In other words, Thom is bedeviled by the old questions Why do we live? Why do we die? Why do we feel pain? Fair enough, but the treatment has to be more sophisticated than that of an all-night college-dorm bull session. And the constant deflections of the script -- the I'm-in-pain-but-not-really-oh-yes-I-am striptease that constitutes Eno's dramatic methodology -- result in dramatic stalemate. It is astonishing that, decades after Beckett and Pinter so fearlessly stared into the mystery of existence, the astigmatic navel-gazing of Thom Pain should be taken so seriously.

This is the second time I've seen the play, and Michael C. Hall, the star of this production, brings much more presence than his predecessor, along with some dry humor and tantalizing intimations of psychological darkness. But he is trapped inside the play's circular structure, its tendency to chase its own tail endlessly, and there is, ultimately, nothing he can do to break free. It's difficult to see what the director, Oliver Butler, brought to the table; he certainly hasn't done much to shape or pace the performance. In any event, Amy Rubin's set design -- an empty stage scattered with tools and building materials, with a hole mysteriously excavated downstage left -- works well enough, and Jen Schriever's lighting achieves some attractively shadowy looks using units place on the deck. Anita Yavich has dressed Hall in a suitably unflattering suit. The main contribution from the sound designer, Lee Kinney, is loud rock music played during the curtain call, which has the effect of drowning out the applause.

_____

* [TASK STATEMENT]: In the theater review, what effect does the loud rock music played during the curtain call have?

_____

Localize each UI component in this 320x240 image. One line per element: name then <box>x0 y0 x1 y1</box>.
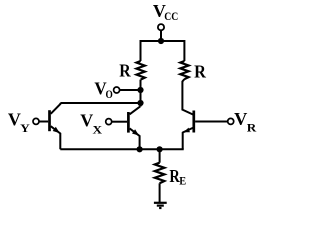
junction collectors node <box>137 100 143 106</box>
svg-text:R: R <box>194 61 207 81</box>
svg-text:Y: Y <box>20 121 30 135</box>
wire right resistor to Q3 collector <box>182 79 193 115</box>
junction Q2 emitter <box>137 146 143 152</box>
wire RE top lead <box>159 149 161 162</box>
wire VY base stub <box>39 121 48 123</box>
wire VCC terminal to rail <box>160 30 162 42</box>
ground <box>154 203 167 208</box>
transistor Q1 (VY input) <box>50 103 61 149</box>
svg-text:V: V <box>234 109 247 129</box>
junction VO node <box>137 87 143 93</box>
label RE <box>169 166 186 188</box>
svg-text:E: E <box>179 174 186 188</box>
VO terminal <box>114 87 120 93</box>
resistor R (right) <box>180 61 188 79</box>
svg-text:R: R <box>247 121 257 135</box>
resistor R (left) <box>137 61 145 80</box>
node VY label <box>8 109 30 135</box>
wire VR base stub <box>195 121 228 123</box>
VR terminal <box>228 118 234 124</box>
wire VX base stub <box>112 121 127 123</box>
wire top rail <box>141 41 185 61</box>
svg-text:V: V <box>80 111 93 131</box>
wire emitter bus <box>60 148 183 150</box>
svg-text:O: O <box>106 87 113 101</box>
VX terminal <box>106 119 112 125</box>
node VR label <box>234 109 256 135</box>
node VO label <box>94 79 112 102</box>
wire VO stub <box>117 89 141 91</box>
VCC terminal <box>158 24 164 30</box>
transistor Q2 (VX input) <box>128 106 140 149</box>
wire left resistor to collector node <box>140 80 142 107</box>
junction RE node <box>157 146 163 152</box>
wire RE bottom lead <box>159 183 161 202</box>
transistor Q3 (VR output, mirrored) <box>183 111 194 150</box>
node VCC label <box>153 1 178 23</box>
svg-text:R: R <box>119 61 131 81</box>
VY terminal <box>33 118 39 124</box>
wire collector bus Q1-Q2 <box>60 102 140 104</box>
svg-text:CC: CC <box>164 9 178 23</box>
node VX label <box>80 111 102 137</box>
svg-text:V: V <box>8 109 21 129</box>
svg-text:X: X <box>93 123 103 137</box>
resistor RE <box>155 163 165 184</box>
junction VCC rail <box>158 38 164 44</box>
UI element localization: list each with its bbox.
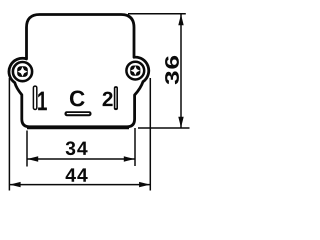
terminal C label — [70, 90, 85, 106]
dimension 44 extension line right — [149, 78, 151, 191]
right mounting screw head — [126, 62, 144, 80]
dimension 34 line — [27, 158, 135, 160]
dimension 34 extension line right — [134, 128, 136, 166]
dimension 34 extension line left — [26, 131, 28, 167]
dimension 36 arrow up — [178, 14, 183, 25]
dimension 44 arrow right — [139, 182, 150, 187]
dimension 44 arrow left — [10, 182, 21, 187]
terminal C slot — [65, 111, 92, 116]
dimension 36 arrow down — [178, 117, 183, 128]
pin 2 slot — [114, 86, 118, 110]
pin 1 label — [38, 92, 47, 111]
pin 1 slot — [33, 86, 36, 109]
wire bottom edge emphasis — [27, 127, 129, 129]
dimension 36 text — [165, 56, 179, 85]
dimension 44 text — [66, 168, 88, 181]
dimension 44 line — [10, 184, 151, 186]
dimension 34 arrow left — [27, 156, 38, 161]
dimension 44 extension line left — [8, 78, 10, 191]
pin 2 label — [103, 92, 113, 107]
left mounting screw head — [13, 62, 32, 81]
relay body outline — [9, 15, 149, 127]
dimension 34 text — [66, 141, 88, 155]
dimension 34 arrow right — [124, 156, 135, 161]
dimension 36 extension line bottom — [138, 127, 190, 129]
dimension 36 line — [180, 14, 182, 128]
dimension 36 extension line top — [128, 13, 186, 15]
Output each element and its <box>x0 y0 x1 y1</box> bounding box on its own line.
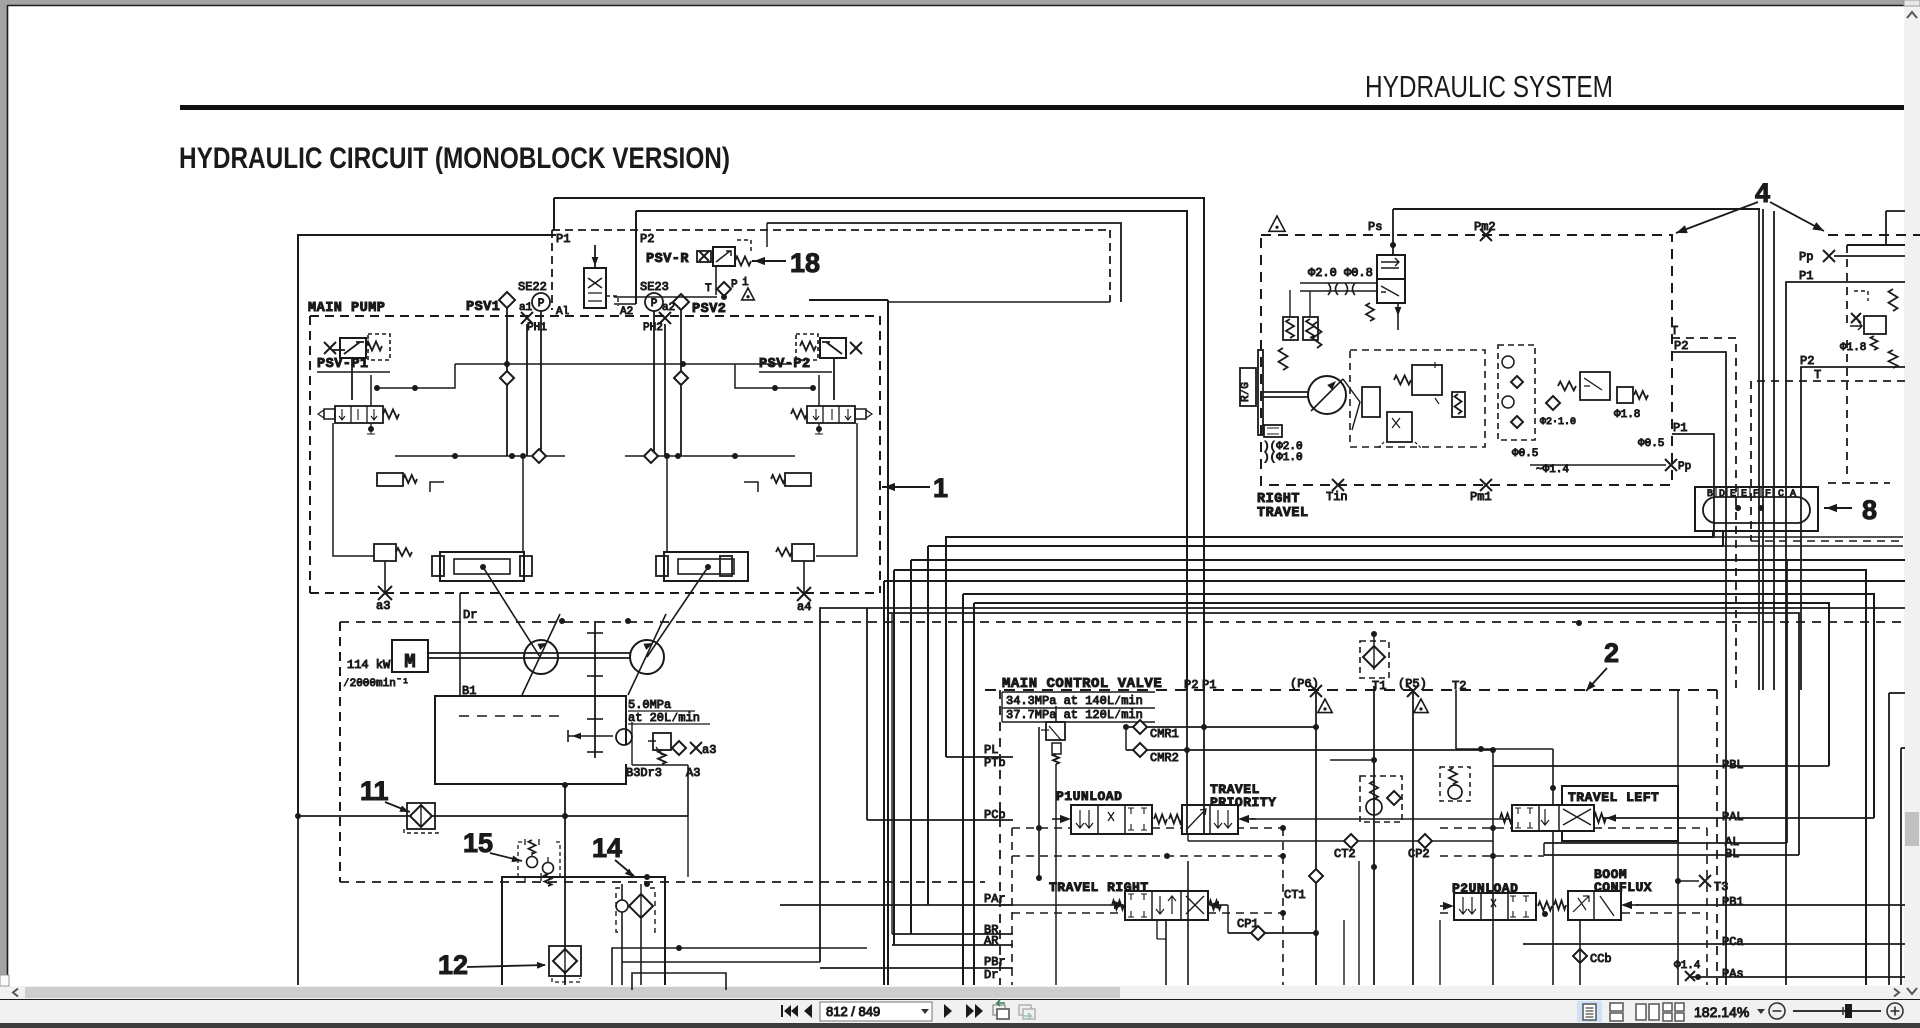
svg-text:F: F <box>1753 489 1759 500</box>
svg-text:CT2: CT2 <box>1334 847 1356 861</box>
travel motor <box>1263 391 1308 393</box>
svg-text:PL: PL <box>984 743 998 757</box>
long dashed drain line <box>340 621 1905 623</box>
CT2 CP2 <box>1187 834 1189 841</box>
CP1 <box>1227 905 1229 933</box>
callout 18 <box>752 260 786 262</box>
svg-text:CMR1: CMR1 <box>1150 727 1179 741</box>
svg-text:P: P <box>651 298 658 310</box>
svg-text:PAs: PAs <box>1722 967 1744 981</box>
svg-text:M: M <box>404 651 415 673</box>
svg-text:15: 15 <box>463 828 493 858</box>
svg-text:182.14%: 182.14% <box>1694 1004 1749 1020</box>
check valves pump outlets <box>500 371 514 385</box>
regulator valve right <box>807 406 855 423</box>
filter 11 line <box>298 815 688 817</box>
callout 8 <box>1824 507 1852 509</box>
svg-text:TRAVEL LEFT: TRAVEL LEFT <box>1568 790 1659 805</box>
svg-text:P2: P2 <box>640 232 654 246</box>
svg-text:P1: P1 <box>1799 269 1813 283</box>
drain a4 <box>797 587 811 601</box>
svg-text:a3: a3 <box>702 743 716 757</box>
gauge circle <box>616 729 632 745</box>
svg-text:PAr: PAr <box>984 892 1006 906</box>
Ps valve <box>1377 255 1405 279</box>
rt right valve <box>1580 372 1610 400</box>
pump 2 <box>630 640 664 674</box>
svg-text:B: B <box>1707 489 1713 500</box>
svg-text:)(Φ1.0: )(Φ1.0 <box>1263 452 1303 464</box>
rt inner dashed box <box>1350 350 1485 447</box>
svg-text:Pm2: Pm2 <box>1474 220 1496 234</box>
right travel dashed box <box>1261 235 1672 485</box>
svg-text:P2: P2 <box>1184 678 1198 692</box>
svg-text:Φ0.5: Φ0.5 <box>1638 438 1664 450</box>
svg-text:AR: AR <box>984 934 998 948</box>
svg-text:CT1: CT1 <box>1284 888 1306 902</box>
node PSV2 <box>673 294 689 310</box>
svg-text:F: F <box>1765 489 1771 500</box>
wire bundle L6 <box>963 594 1874 818</box>
svg-text:P1: P1 <box>1202 678 1216 692</box>
wire bundle L2 <box>928 531 1723 546</box>
CMR1 <box>1126 726 1316 728</box>
svg-text:T2: T2 <box>1452 679 1466 693</box>
svg-text:Ps: Ps <box>1368 220 1382 234</box>
svg-text:Dr: Dr <box>984 968 998 982</box>
svg-text:R⁄G: R⁄G <box>1240 382 1252 402</box>
P1/P2 pilot dashed box <box>552 229 1110 231</box>
svg-text:8: 8 <box>1862 495 1877 525</box>
svg-text:14: 14 <box>592 833 622 863</box>
svg-text:PSV-R: PSV-R <box>646 252 689 267</box>
svg-text:SE22: SE22 <box>518 280 547 294</box>
svg-text:at 20L⁄min: at 20L⁄min <box>628 711 700 725</box>
relief PL <box>1046 722 1065 740</box>
svg-text:A: A <box>1790 489 1796 500</box>
svg-text:2: 2 <box>1604 638 1619 668</box>
Tin Pm1 <box>1332 479 1344 491</box>
sub box 14 <box>502 877 665 985</box>
svg-text:PB1: PB1 <box>1722 895 1744 909</box>
valve PSV-P1 <box>340 338 366 358</box>
T2 line <box>1455 690 1457 749</box>
wire bundle L7 <box>974 603 1829 766</box>
svg-text:4: 4 <box>1755 178 1770 208</box>
svg-text:P2: P2 <box>1800 354 1814 368</box>
svg-text:PBL: PBL <box>1722 758 1744 772</box>
MCV dashed border <box>985 689 1717 691</box>
pilot cylinders a3 a4 <box>374 544 396 561</box>
dashed partitions <box>1012 827 1283 829</box>
svg-text:PBr: PBr <box>984 955 1006 969</box>
servo piston left <box>440 552 524 581</box>
R/G gear plate <box>1258 350 1263 435</box>
far right dashed box <box>1828 234 1920 236</box>
shaft <box>428 652 630 654</box>
svg-text:Φ1.8: Φ1.8 <box>1614 409 1640 421</box>
svg-text:12: 12 <box>438 950 468 980</box>
servo piston right <box>664 552 748 581</box>
svg-text:P1: P1 <box>556 232 570 246</box>
svg-text:PCa: PCa <box>1722 935 1744 949</box>
svg-text:Pp: Pp <box>1799 250 1813 264</box>
main pump dashed box <box>310 315 880 317</box>
svg-text:E: E <box>1730 489 1736 500</box>
CMR2 <box>1126 749 1493 751</box>
svg-text:CP1: CP1 <box>1237 917 1259 931</box>
wire bundle L1 <box>946 531 1713 757</box>
T1 vertical <box>1373 686 1375 985</box>
verticals center MCV <box>1186 690 1188 834</box>
gear shaft <box>594 621 596 758</box>
wire bundle L4 <box>894 570 1866 985</box>
x1678 vertical <box>1677 690 1679 985</box>
svg-text:PTb: PTb <box>984 756 1006 770</box>
drain a3 <box>378 586 392 600</box>
svg-text:5.0MPa: 5.0MPa <box>628 698 671 712</box>
svg-text:P: P <box>731 279 738 291</box>
svg-text:MAIN CONTROL VALVE: MAIN CONTROL VALVE <box>1002 676 1162 692</box>
svg-text:RIGHT: RIGHT <box>1257 492 1300 507</box>
svg-text:B3Dr3: B3Dr3 <box>626 766 662 780</box>
filter 11 <box>407 803 435 829</box>
svg-text:Pp: Pp <box>1678 461 1691 473</box>
svg-text:a4: a4 <box>797 600 811 614</box>
wire y608 <box>820 608 1905 962</box>
inner routing box <box>767 223 1121 302</box>
svg-text:18: 18 <box>790 248 820 278</box>
spring boxes <box>1283 317 1298 340</box>
svg-text:(P5): (P5) <box>1398 677 1427 691</box>
svg-text:PSV-P1: PSV-P1 <box>317 357 369 372</box>
node T P i <box>715 266 717 295</box>
svg-text:Φ2.0 Φ0.8: Φ2.0 Φ0.8 <box>1308 266 1373 280</box>
motor M <box>392 640 428 672</box>
svg-text:P2: P2 <box>1674 339 1688 353</box>
svg-text:T: T <box>1671 324 1678 338</box>
svg-text:CP2: CP2 <box>1408 847 1430 861</box>
svg-text:C: C <box>1778 489 1784 500</box>
svg-text:PH2: PH2 <box>643 322 663 334</box>
svg-text:P: P <box>538 298 545 310</box>
vertical x1039 <box>1038 727 1040 878</box>
svg-text:37.7MPa at 120L⁄min: 37.7MPa at 120L⁄min <box>1006 708 1143 722</box>
svg-text:T: T <box>705 283 712 295</box>
wire P2 top line <box>636 211 1187 690</box>
svg-text:PAL: PAL <box>1722 810 1744 824</box>
main pump outer box <box>298 235 556 816</box>
svg-text:P1: P1 <box>1673 421 1687 435</box>
svg-text:Al: Al <box>556 306 569 318</box>
long dashed line lower <box>340 881 985 883</box>
svg-text:~Φ1.4: ~Φ1.4 <box>1536 464 1569 476</box>
misc verticals bottom <box>1343 920 1345 985</box>
far right valve cluster <box>1864 316 1886 334</box>
left port lines <box>946 756 1013 758</box>
TRAVEL LEFT <box>1562 786 1678 841</box>
dashed pump case box <box>339 622 341 882</box>
svg-text:E: E <box>1741 489 1747 500</box>
svg-text:D: D <box>1719 489 1725 500</box>
pilot selector valve <box>584 268 606 308</box>
svg-text:P1UNLOAD: P1UNLOAD <box>1056 789 1122 804</box>
wire P1 top line <box>554 198 1204 690</box>
top filter MCV <box>1360 641 1389 678</box>
svg-text:T3: T3 <box>1714 880 1728 894</box>
svg-text:114 kW: 114 kW <box>347 658 391 672</box>
svg-text:a2: a2 <box>662 302 675 314</box>
svg-text:Dr: Dr <box>463 608 477 622</box>
svg-text:A2: A2 <box>620 306 633 318</box>
wire y948 <box>612 948 867 985</box>
svg-text:PH1: PH1 <box>527 322 547 334</box>
solenoid <box>1264 425 1282 437</box>
svg-text:HYDRAULIC CIRCUIT (MONOBLOCK V: HYDRAULIC CIRCUIT (MONOBLOCK VERSION) <box>179 142 730 175</box>
svg-text:812 / 849: 812 / 849 <box>826 1004 880 1019</box>
svg-text:TRAVEL: TRAVEL <box>1257 506 1309 521</box>
check TL <box>1440 767 1470 801</box>
wire bundle L3 <box>911 559 1905 561</box>
relief F1 <box>653 733 671 750</box>
tank box <box>435 696 626 784</box>
svg-text:11: 11 <box>360 776 389 806</box>
svg-text:Φ2·1.0: Φ2·1.0 <box>1540 417 1576 428</box>
P6 vertical <box>1315 691 1317 985</box>
sub box bottom <box>632 973 726 990</box>
far right solid box <box>1847 244 1905 246</box>
manifold block 8 <box>1695 487 1818 531</box>
svg-text:MAIN PUMP: MAIN PUMP <box>308 301 385 316</box>
wire bundle L5 <box>884 580 1905 582</box>
svg-text:HYDRAULIC SYSTEM: HYDRAULIC SYSTEM <box>1365 69 1613 104</box>
callout 1 <box>882 486 930 488</box>
PB1 line <box>1636 904 1905 906</box>
svg-text:1: 1 <box>933 473 948 503</box>
rt valve stack <box>1498 345 1535 440</box>
svg-text:34.3MPa at 140L⁄min: 34.3MPa at 140L⁄min <box>1006 694 1143 708</box>
svg-text:CMR2: CMR2 <box>1150 751 1179 765</box>
svg-text:BL: BL <box>1725 847 1739 861</box>
svg-text:SE23: SE23 <box>640 280 669 294</box>
svg-text:Pm1: Pm1 <box>1470 490 1492 504</box>
pump 1 <box>524 640 558 674</box>
svg-text:Tin: Tin <box>1326 490 1348 504</box>
svg-text:CCb: CCb <box>1590 952 1612 966</box>
svg-text:PSV1: PSV1 <box>466 300 500 315</box>
long verticals into manifold <box>1758 209 1760 690</box>
svg-text:a3: a3 <box>376 599 390 613</box>
svg-text:T: T <box>1814 368 1821 382</box>
right edge verticals <box>1886 210 1905 212</box>
check pair 15 <box>527 857 538 868</box>
svg-text:⁄2000minˉ¹: ⁄2000minˉ¹ <box>343 678 409 690</box>
filter 12 <box>549 946 581 976</box>
wire y613 <box>889 613 1799 855</box>
svg-text:Φ0.5: Φ0.5 <box>1512 448 1538 460</box>
CCb <box>1573 949 1587 963</box>
filter+check 14 <box>616 888 655 932</box>
valve PSV-P2 <box>820 338 846 358</box>
svg-text:PSV2: PSV2 <box>692 302 726 317</box>
svg-text:Φ1.8: Φ1.8 <box>1840 342 1866 354</box>
P5 vertical <box>1412 691 1414 985</box>
regulator valve left <box>335 406 383 423</box>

_____

* [ANSWER TO THE TASK]: It drowns out the applause.